** INPUT DATA **

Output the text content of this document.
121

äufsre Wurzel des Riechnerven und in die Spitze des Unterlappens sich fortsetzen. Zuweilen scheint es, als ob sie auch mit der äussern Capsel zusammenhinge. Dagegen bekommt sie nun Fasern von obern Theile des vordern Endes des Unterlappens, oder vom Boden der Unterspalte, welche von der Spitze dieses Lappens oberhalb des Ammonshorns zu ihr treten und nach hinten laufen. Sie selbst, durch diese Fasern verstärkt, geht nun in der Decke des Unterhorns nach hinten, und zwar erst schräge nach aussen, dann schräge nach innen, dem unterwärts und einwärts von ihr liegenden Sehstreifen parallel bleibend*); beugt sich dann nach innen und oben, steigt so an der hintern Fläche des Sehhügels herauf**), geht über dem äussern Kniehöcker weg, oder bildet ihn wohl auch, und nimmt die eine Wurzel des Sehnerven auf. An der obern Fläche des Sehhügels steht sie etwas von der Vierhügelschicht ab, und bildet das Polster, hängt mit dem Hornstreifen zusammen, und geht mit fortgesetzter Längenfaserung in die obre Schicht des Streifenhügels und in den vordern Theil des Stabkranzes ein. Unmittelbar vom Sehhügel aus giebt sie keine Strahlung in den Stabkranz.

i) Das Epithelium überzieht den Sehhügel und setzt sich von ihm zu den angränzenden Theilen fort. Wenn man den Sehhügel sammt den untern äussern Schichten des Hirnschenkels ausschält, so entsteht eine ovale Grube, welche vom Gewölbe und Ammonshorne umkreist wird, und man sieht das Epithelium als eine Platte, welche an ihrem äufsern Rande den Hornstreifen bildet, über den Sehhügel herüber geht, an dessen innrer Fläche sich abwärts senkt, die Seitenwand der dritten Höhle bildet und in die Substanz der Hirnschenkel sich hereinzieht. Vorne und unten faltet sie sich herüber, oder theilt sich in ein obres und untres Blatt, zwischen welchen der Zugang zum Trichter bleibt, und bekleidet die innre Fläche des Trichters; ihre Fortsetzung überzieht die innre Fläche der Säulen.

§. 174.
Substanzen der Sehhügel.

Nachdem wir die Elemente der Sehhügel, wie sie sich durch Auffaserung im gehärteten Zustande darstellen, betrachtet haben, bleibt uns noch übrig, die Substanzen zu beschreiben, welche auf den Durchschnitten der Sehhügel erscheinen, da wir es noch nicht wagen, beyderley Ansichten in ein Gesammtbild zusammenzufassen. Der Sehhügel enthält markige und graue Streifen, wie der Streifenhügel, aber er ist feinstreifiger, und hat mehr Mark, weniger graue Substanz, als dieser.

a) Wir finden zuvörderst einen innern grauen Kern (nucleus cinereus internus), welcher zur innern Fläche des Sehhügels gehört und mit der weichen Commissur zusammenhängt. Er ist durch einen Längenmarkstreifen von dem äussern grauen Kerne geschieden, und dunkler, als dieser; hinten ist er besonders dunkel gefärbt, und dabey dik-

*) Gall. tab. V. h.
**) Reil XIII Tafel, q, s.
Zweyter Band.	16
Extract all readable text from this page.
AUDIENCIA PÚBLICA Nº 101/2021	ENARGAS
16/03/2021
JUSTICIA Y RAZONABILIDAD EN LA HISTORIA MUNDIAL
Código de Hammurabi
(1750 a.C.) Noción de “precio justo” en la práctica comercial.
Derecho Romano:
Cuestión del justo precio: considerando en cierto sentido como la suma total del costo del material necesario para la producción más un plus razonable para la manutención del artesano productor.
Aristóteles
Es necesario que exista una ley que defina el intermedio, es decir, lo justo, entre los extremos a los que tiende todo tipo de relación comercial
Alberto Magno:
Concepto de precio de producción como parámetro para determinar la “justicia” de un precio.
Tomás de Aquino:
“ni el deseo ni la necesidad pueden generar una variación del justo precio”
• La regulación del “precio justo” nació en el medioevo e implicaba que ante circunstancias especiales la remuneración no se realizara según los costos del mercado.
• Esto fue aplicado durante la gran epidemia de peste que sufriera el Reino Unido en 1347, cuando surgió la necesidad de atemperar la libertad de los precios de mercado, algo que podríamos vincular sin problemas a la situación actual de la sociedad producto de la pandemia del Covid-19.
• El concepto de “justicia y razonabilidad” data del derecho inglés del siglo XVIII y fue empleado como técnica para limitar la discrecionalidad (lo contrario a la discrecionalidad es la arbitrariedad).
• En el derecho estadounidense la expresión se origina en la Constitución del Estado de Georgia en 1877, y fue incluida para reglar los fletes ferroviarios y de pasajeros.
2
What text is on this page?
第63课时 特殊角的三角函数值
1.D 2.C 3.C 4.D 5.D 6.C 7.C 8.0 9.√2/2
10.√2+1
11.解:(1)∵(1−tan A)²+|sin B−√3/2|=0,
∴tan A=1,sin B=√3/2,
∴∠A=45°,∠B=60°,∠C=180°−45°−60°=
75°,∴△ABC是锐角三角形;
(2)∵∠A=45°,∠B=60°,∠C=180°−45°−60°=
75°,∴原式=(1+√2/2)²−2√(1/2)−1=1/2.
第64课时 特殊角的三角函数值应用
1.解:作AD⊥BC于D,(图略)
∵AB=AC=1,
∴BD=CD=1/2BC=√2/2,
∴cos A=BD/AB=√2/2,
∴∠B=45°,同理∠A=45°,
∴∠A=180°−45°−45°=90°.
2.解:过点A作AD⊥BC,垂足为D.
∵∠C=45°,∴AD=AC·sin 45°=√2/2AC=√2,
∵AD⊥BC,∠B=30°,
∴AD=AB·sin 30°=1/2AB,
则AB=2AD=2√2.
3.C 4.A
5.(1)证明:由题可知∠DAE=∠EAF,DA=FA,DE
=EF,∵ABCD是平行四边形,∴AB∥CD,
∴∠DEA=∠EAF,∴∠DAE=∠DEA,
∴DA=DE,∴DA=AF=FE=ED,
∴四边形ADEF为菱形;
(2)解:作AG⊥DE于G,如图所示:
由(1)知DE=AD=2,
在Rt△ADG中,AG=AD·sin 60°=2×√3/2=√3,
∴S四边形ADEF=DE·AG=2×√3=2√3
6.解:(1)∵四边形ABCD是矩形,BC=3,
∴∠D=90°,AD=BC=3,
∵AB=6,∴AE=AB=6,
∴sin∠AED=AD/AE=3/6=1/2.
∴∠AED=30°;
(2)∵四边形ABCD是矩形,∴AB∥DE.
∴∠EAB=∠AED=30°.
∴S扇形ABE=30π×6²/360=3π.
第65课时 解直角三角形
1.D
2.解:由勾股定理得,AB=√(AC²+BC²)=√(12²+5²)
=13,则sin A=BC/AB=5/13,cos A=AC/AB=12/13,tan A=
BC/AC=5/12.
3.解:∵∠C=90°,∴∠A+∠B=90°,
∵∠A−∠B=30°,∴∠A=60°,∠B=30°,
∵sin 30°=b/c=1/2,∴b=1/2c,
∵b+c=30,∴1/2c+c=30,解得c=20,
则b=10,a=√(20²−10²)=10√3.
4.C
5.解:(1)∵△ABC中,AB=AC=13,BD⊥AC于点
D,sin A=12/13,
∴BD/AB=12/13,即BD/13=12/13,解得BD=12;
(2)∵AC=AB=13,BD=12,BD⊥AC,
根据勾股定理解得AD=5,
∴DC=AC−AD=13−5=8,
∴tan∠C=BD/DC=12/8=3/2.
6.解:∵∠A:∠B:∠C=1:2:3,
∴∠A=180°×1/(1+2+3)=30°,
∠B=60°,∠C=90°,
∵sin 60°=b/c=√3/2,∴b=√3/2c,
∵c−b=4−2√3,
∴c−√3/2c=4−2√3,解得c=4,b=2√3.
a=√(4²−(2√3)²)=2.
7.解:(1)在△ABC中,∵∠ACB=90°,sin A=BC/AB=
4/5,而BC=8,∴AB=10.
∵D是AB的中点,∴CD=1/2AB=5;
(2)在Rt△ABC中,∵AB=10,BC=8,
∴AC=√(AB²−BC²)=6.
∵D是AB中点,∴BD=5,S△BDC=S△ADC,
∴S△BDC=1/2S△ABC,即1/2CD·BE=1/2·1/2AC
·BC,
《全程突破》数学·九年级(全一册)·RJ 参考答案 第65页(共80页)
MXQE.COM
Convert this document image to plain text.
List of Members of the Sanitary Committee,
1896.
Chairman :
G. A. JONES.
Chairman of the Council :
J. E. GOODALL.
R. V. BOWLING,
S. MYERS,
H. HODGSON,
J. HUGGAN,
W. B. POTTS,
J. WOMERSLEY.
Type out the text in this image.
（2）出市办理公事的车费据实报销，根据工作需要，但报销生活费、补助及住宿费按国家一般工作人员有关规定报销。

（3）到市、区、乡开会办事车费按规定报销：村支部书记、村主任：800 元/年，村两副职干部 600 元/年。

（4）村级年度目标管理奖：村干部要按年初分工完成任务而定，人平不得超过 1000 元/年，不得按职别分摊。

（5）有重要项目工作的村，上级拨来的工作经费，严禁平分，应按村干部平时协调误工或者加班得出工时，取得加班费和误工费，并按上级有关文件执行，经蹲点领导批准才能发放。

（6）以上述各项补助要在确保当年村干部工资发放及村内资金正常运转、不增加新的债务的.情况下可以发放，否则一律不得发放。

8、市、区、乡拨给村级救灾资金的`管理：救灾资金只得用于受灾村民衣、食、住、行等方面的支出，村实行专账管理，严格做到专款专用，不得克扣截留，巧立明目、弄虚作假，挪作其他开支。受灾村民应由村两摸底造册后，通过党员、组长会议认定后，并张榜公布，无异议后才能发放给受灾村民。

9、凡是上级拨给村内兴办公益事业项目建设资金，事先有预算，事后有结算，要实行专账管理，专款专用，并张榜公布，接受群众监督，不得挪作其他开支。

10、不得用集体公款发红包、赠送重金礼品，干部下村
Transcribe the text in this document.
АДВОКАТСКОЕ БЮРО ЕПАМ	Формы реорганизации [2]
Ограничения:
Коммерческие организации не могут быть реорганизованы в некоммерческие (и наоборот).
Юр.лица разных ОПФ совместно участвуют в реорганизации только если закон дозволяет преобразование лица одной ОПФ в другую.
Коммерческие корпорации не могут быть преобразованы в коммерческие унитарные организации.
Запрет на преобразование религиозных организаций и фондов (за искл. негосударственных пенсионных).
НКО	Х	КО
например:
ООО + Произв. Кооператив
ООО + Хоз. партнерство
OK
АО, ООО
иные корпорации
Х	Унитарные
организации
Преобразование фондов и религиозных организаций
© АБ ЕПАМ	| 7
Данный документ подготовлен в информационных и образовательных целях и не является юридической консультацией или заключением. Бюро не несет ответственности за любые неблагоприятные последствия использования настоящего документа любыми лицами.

** TASK DIRECTIONS **
Show the lines from the data above that contain the string "comercial".

** TASK OUTPUT **
(1750 a.C.) Noción de “precio justo” en la práctica comercial.
Es necesario que exista una ley que defina el intermedio, es decir, lo justo, entre los extremos a los que tiende todo tipo de relación comercial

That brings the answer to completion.